## DESCRIPTION OF THE TASK
Count every line below that contains "superiores", then state the total with no other output.

[Dataset items]
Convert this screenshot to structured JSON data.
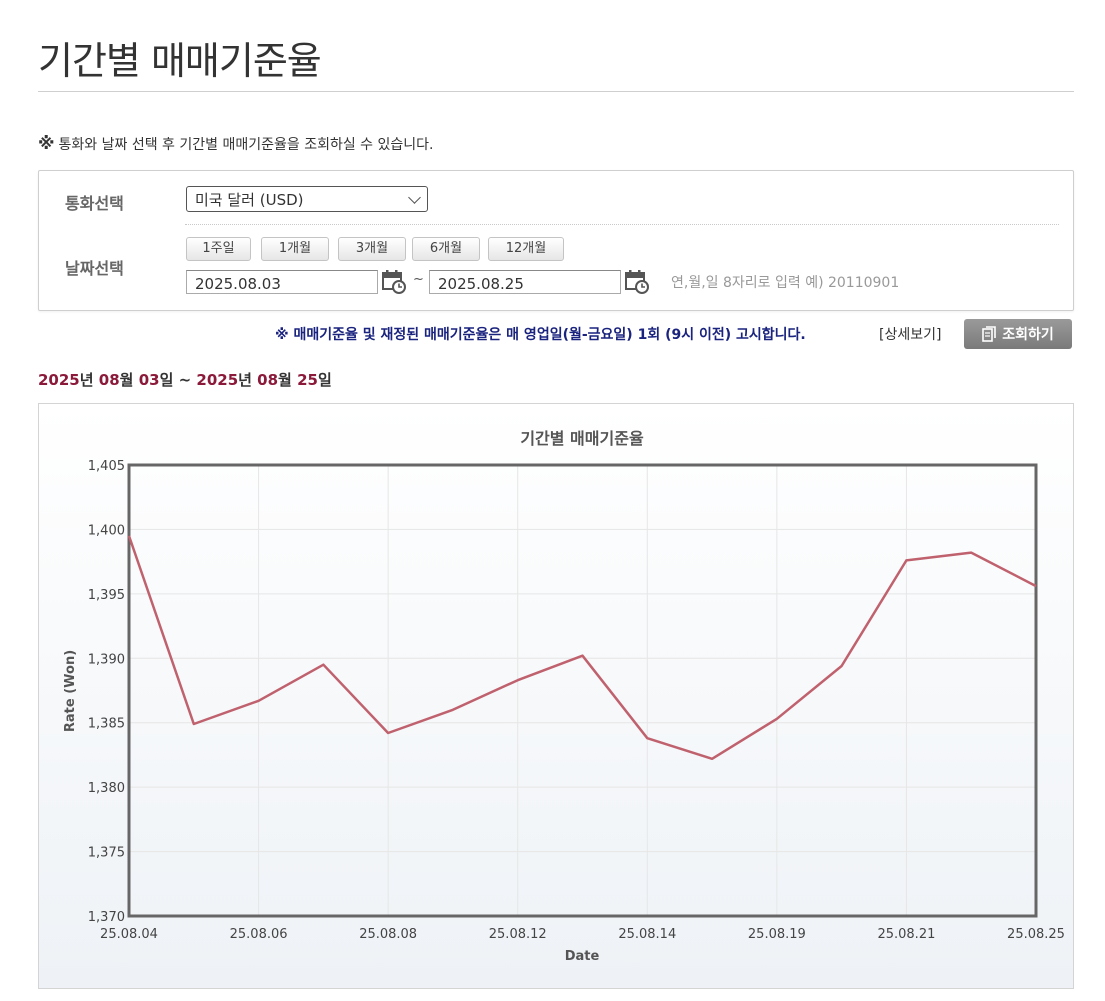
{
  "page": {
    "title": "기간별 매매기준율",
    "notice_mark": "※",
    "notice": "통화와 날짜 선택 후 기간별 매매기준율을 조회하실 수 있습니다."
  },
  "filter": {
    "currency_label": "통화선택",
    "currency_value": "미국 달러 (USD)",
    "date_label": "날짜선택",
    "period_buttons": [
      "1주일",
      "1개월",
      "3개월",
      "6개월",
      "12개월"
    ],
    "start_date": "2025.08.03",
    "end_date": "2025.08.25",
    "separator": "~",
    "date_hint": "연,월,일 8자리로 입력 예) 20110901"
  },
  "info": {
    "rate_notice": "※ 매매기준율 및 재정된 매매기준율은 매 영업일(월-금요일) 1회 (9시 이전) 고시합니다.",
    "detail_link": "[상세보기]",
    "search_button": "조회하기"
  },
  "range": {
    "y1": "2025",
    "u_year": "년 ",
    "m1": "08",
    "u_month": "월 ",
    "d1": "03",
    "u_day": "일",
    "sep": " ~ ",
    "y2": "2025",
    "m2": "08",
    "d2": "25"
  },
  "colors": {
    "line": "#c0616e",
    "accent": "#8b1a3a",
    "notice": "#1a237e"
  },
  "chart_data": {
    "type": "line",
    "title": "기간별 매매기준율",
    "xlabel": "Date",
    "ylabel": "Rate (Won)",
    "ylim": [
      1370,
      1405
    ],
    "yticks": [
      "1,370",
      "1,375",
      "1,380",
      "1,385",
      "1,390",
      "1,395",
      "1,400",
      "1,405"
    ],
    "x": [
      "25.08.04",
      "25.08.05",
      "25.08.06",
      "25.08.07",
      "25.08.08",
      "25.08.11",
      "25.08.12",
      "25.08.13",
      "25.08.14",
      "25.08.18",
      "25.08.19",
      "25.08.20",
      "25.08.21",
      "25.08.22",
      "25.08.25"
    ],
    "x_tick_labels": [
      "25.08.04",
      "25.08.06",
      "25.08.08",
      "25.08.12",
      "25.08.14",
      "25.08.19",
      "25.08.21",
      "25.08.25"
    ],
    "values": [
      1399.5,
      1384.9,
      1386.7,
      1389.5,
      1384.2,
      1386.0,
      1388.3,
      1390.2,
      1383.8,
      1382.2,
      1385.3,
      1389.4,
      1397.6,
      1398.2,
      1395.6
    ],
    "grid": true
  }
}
--
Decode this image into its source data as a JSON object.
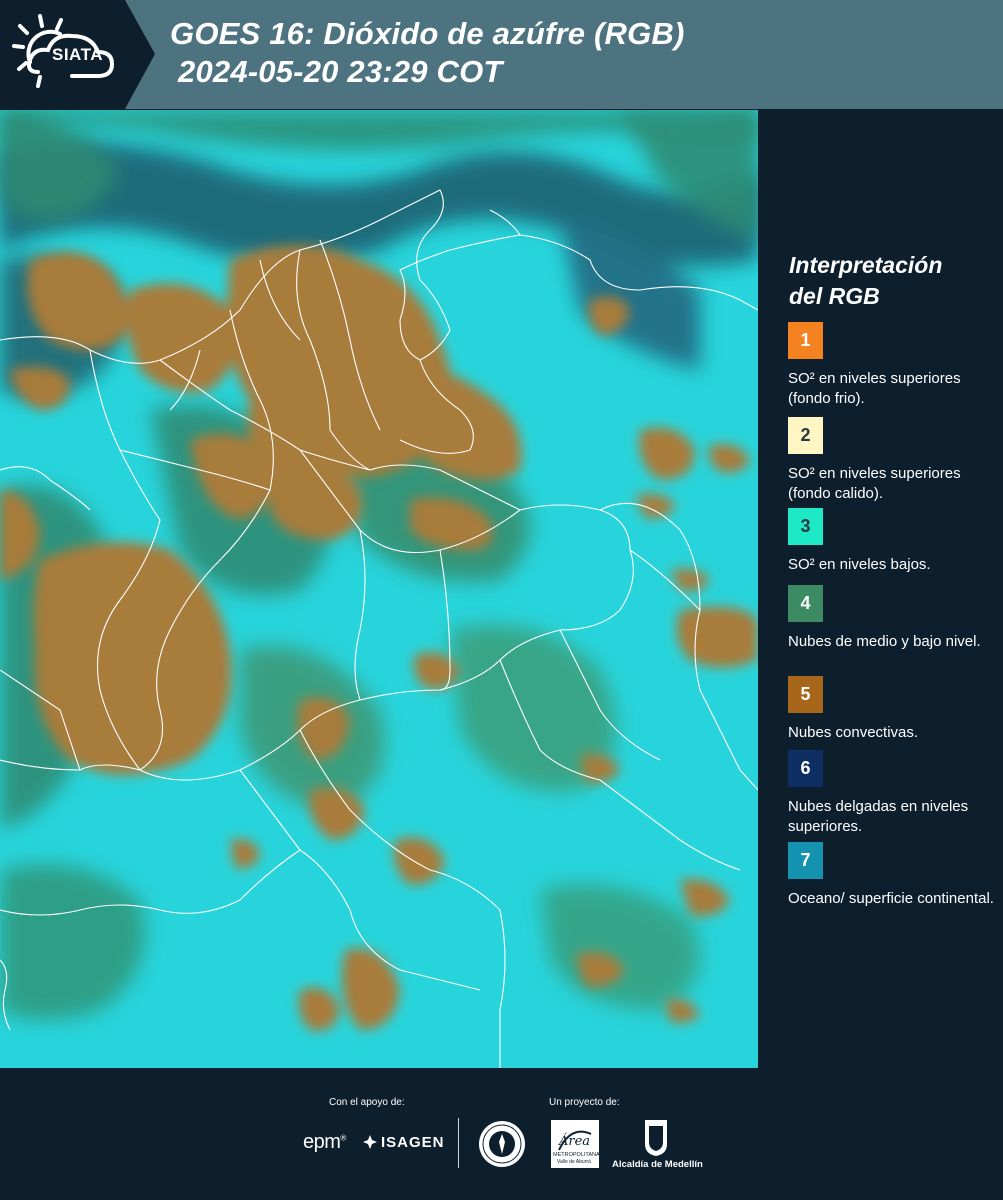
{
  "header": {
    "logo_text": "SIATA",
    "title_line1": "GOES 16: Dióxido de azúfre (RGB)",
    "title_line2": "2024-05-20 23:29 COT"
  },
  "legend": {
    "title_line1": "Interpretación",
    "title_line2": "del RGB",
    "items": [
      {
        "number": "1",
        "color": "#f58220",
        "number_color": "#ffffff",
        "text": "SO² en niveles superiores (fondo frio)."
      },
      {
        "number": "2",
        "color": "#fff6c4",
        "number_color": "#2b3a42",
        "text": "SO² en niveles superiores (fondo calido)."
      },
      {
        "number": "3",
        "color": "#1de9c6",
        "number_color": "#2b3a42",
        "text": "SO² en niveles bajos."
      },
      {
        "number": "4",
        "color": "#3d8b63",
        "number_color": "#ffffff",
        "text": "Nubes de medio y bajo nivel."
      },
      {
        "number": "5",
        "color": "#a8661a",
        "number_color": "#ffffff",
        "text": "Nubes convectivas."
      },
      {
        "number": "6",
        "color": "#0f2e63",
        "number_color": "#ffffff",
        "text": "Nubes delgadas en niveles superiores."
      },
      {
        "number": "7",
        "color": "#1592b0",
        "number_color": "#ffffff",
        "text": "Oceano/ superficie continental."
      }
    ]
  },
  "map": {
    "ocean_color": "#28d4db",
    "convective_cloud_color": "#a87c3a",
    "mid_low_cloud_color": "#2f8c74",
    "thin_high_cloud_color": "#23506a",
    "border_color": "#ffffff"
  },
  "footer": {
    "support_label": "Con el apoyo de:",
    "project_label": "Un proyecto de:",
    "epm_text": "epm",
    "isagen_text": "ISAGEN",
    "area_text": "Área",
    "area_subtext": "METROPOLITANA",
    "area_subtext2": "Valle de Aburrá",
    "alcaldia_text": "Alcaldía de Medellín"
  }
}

## SOLVED PROBLEM
3